**SUPPLIED DATA**:

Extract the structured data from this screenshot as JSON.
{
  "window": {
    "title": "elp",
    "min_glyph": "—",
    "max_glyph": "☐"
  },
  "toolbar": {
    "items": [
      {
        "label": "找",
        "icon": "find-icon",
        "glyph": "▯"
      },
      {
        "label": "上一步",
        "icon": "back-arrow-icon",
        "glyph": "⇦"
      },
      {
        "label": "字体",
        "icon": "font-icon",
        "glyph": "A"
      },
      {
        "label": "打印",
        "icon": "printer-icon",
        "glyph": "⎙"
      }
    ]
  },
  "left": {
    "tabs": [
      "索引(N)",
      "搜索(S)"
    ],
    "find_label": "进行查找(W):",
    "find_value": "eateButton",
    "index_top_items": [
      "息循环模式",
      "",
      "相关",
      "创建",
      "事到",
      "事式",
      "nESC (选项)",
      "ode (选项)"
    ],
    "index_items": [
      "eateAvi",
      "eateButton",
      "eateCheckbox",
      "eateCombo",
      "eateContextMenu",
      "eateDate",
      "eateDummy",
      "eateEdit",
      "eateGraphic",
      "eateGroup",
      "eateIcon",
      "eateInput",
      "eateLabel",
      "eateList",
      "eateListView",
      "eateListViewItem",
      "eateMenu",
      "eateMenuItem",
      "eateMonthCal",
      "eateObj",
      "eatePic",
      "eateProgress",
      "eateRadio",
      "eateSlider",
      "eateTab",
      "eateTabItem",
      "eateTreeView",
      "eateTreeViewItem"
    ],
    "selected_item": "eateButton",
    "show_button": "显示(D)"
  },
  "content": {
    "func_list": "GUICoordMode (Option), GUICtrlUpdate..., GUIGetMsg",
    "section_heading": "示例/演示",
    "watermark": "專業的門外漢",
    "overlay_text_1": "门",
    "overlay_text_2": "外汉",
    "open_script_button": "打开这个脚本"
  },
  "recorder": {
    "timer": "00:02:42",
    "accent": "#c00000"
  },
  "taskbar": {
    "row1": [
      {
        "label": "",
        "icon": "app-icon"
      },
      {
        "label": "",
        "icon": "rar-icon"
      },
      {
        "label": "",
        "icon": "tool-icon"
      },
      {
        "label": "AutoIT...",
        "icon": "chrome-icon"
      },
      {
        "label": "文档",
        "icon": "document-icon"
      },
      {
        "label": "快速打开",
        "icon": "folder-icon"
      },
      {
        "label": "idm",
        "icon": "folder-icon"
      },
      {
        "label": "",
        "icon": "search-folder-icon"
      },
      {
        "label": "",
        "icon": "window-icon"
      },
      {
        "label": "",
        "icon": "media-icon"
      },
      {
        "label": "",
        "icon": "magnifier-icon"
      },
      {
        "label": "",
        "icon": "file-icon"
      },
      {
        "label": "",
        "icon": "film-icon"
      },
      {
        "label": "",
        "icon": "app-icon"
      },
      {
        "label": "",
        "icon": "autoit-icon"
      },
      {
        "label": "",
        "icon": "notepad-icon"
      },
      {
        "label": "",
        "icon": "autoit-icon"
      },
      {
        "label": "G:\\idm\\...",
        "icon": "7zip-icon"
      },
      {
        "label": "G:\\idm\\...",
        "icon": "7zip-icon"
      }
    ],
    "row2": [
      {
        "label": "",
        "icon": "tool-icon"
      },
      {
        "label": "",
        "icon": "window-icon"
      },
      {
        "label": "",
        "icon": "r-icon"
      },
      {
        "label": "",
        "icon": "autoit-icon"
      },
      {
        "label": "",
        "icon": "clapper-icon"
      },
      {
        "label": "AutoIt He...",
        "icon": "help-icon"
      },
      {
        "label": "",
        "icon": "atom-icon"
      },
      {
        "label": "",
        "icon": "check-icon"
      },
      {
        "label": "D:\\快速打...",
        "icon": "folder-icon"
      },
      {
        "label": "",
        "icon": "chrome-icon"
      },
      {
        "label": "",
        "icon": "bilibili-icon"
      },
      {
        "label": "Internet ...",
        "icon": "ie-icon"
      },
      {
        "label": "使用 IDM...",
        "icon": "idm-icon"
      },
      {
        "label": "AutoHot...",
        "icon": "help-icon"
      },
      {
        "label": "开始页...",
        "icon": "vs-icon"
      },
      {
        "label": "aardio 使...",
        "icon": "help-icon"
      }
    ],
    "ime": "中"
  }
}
---
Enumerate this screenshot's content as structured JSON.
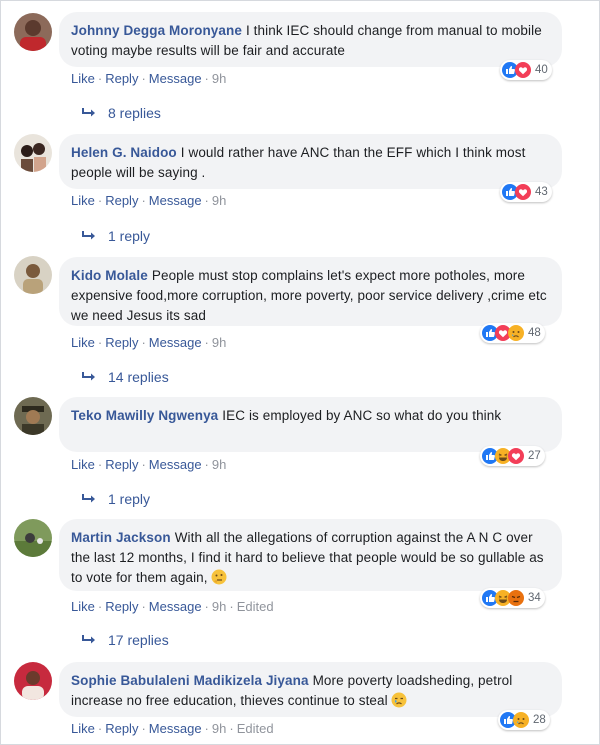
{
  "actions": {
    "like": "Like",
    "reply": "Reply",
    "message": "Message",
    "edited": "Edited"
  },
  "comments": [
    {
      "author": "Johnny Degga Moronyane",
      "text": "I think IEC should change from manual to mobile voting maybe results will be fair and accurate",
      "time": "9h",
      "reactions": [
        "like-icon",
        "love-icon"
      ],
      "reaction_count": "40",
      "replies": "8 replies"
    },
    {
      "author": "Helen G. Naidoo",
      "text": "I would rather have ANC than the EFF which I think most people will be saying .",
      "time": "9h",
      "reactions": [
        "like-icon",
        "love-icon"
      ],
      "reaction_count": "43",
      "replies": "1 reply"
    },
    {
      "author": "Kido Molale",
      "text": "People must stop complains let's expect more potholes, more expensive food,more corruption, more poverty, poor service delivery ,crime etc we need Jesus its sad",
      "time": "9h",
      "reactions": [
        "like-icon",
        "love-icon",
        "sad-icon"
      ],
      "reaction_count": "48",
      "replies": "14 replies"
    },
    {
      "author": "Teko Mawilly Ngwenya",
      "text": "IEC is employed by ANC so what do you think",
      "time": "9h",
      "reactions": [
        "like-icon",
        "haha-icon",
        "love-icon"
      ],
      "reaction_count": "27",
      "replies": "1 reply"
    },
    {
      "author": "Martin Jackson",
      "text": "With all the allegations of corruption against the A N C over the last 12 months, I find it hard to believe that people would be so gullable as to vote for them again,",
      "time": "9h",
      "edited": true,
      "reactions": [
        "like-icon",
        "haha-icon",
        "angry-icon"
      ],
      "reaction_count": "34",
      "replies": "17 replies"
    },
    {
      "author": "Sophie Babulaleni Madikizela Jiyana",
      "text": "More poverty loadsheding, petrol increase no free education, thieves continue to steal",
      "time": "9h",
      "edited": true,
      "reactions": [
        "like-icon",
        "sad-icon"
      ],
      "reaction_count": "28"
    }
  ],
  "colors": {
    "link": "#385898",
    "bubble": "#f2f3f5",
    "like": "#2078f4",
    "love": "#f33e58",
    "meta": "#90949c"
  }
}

**OBJECTIVE**:
Each line that holds the word "this" is to be copied.

**RESULT BELOW**:
Extract the structured data from this screenshot as JSON.
Enumerate this screenshot's content as structured JSON.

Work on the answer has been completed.